» **Layout annotation data**
* start *
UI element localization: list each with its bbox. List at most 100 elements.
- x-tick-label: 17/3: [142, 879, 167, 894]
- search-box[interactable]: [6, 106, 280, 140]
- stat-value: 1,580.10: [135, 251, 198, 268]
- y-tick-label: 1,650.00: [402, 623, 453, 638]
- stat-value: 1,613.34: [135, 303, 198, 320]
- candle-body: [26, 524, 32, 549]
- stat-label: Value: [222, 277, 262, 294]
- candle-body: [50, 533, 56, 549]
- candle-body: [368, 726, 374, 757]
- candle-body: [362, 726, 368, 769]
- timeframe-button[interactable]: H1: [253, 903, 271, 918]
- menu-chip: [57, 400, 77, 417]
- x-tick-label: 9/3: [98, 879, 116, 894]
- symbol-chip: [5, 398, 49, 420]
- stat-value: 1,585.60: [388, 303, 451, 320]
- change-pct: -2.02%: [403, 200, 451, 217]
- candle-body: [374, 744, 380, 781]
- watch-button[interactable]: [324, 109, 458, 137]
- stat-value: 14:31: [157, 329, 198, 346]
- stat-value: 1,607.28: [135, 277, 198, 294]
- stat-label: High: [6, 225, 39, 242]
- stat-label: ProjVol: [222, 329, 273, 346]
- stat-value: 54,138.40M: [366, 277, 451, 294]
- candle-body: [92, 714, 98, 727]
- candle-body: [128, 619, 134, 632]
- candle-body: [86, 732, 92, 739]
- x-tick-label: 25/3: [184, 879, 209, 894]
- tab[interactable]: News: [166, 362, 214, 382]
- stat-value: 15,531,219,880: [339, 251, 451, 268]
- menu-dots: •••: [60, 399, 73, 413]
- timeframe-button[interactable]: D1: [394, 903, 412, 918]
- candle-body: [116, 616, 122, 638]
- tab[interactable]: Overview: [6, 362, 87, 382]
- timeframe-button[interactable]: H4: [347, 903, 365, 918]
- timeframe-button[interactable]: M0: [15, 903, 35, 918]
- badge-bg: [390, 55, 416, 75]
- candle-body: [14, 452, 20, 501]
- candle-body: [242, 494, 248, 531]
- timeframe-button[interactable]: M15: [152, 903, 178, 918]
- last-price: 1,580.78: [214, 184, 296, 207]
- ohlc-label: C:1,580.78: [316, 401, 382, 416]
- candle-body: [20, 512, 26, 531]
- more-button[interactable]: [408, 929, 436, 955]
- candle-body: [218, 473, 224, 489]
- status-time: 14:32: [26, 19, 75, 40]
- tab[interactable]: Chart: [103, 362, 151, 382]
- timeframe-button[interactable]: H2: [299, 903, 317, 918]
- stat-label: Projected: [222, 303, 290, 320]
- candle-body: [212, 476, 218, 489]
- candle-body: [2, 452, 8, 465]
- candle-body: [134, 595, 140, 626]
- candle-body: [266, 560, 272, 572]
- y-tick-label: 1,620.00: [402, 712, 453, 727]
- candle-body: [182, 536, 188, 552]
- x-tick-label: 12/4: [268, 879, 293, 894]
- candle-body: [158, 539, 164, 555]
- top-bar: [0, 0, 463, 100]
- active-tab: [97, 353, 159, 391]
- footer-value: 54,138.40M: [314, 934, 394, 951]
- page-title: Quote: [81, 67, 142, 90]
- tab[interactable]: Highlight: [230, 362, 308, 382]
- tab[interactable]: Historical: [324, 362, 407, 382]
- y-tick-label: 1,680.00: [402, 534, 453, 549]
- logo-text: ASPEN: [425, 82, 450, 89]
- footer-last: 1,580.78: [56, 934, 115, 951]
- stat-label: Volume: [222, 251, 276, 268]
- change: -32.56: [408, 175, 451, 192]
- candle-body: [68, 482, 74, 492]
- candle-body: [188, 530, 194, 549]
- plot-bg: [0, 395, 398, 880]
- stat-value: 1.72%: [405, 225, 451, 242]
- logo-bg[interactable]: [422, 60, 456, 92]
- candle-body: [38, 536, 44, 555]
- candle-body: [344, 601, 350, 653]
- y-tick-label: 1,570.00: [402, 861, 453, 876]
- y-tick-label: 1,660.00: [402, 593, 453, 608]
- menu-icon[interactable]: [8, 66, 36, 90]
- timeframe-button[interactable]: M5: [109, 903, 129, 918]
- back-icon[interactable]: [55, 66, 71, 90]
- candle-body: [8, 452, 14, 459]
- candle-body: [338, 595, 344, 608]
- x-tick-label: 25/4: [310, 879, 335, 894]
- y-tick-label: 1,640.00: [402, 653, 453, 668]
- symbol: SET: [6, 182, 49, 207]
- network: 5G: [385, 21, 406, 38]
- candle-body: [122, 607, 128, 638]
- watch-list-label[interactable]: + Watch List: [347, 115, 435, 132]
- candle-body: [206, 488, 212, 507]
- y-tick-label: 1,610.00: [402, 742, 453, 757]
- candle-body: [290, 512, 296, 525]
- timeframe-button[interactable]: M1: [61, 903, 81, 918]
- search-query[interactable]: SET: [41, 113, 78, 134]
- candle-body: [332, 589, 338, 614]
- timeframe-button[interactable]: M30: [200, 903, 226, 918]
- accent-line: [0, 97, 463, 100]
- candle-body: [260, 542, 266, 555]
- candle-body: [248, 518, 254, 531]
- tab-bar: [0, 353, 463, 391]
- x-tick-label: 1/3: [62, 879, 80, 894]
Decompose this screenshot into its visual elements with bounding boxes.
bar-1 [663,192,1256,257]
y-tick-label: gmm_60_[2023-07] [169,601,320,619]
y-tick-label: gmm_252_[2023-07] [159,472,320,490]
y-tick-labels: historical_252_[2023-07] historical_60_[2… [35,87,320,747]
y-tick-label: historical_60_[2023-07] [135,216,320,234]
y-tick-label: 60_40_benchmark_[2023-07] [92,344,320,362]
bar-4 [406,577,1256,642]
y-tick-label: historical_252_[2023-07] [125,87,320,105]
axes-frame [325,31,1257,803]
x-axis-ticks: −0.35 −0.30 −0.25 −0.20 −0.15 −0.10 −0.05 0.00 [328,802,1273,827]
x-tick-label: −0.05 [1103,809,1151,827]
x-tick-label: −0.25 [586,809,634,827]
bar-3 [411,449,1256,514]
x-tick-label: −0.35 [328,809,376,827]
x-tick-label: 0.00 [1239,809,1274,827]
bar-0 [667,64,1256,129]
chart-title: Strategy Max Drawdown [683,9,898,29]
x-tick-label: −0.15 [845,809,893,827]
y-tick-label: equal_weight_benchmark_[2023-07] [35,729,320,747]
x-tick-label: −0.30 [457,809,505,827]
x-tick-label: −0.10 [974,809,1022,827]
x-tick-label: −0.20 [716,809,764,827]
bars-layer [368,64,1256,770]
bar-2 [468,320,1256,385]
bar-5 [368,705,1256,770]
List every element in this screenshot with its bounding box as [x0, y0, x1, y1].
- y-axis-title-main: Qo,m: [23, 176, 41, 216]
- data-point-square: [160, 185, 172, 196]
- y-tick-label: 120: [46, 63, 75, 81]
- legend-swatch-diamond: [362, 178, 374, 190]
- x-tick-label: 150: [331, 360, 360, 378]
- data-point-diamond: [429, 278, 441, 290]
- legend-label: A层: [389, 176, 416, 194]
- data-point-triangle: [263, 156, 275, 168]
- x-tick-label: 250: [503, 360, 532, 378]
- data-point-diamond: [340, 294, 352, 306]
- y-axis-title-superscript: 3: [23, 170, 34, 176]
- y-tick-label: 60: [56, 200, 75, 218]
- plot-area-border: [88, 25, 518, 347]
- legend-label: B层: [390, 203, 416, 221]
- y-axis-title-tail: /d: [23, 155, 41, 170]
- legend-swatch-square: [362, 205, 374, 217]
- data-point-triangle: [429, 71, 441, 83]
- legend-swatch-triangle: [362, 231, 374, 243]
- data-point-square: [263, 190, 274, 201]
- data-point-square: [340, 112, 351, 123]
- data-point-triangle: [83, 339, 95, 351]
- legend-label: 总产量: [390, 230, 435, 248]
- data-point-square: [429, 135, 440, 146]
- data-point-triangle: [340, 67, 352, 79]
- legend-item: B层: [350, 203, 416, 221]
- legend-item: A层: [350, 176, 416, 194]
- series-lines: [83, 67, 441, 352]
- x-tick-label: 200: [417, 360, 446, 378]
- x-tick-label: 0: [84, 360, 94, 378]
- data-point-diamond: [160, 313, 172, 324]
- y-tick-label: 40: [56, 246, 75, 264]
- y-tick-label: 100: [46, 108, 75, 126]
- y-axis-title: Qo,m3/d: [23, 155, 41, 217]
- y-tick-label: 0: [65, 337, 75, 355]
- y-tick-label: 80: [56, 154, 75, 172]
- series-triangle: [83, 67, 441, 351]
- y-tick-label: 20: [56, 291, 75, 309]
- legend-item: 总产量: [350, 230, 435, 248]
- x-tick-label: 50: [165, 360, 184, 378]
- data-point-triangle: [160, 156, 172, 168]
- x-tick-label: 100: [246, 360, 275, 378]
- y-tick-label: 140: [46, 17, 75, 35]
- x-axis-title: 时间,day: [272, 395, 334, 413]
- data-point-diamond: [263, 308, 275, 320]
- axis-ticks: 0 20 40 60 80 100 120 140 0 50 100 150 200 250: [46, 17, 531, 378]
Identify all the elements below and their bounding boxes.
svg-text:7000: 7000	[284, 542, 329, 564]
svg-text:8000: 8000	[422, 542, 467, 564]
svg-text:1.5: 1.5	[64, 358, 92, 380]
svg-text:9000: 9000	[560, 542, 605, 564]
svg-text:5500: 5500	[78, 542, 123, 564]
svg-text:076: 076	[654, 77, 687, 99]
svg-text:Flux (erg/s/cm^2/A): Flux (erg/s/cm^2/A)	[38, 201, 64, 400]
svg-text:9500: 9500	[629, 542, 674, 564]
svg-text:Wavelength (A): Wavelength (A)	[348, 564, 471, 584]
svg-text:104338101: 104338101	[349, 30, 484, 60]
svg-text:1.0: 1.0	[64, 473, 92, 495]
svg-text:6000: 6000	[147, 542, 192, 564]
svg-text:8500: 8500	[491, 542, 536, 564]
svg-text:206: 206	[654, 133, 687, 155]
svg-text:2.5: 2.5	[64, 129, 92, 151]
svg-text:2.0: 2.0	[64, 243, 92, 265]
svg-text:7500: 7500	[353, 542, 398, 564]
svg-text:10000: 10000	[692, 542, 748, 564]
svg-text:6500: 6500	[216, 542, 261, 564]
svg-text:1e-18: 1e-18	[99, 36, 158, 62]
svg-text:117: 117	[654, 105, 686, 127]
* end *
» **Directions for this task**
Copy the rows word for word, from the very first line through the line holding "- candle-body: [362, 726, 368, 769]", including both of those lines.

» **Answer for this exercise**
UI element localization: list each with its bbox. List at most 100 elements.
- x-tick-label: 17/3: [142, 879, 167, 894]
- search-box[interactable]: [6, 106, 280, 140]
- stat-value: 1,580.10: [135, 251, 198, 268]
- y-tick-label: 1,650.00: [402, 623, 453, 638]
- stat-value: 1,613.34: [135, 303, 198, 320]
- candle-body: [26, 524, 32, 549]
- stat-label: Value: [222, 277, 262, 294]
- candle-body: [50, 533, 56, 549]
- candle-body: [368, 726, 374, 757]
- candle-body: [362, 726, 368, 769]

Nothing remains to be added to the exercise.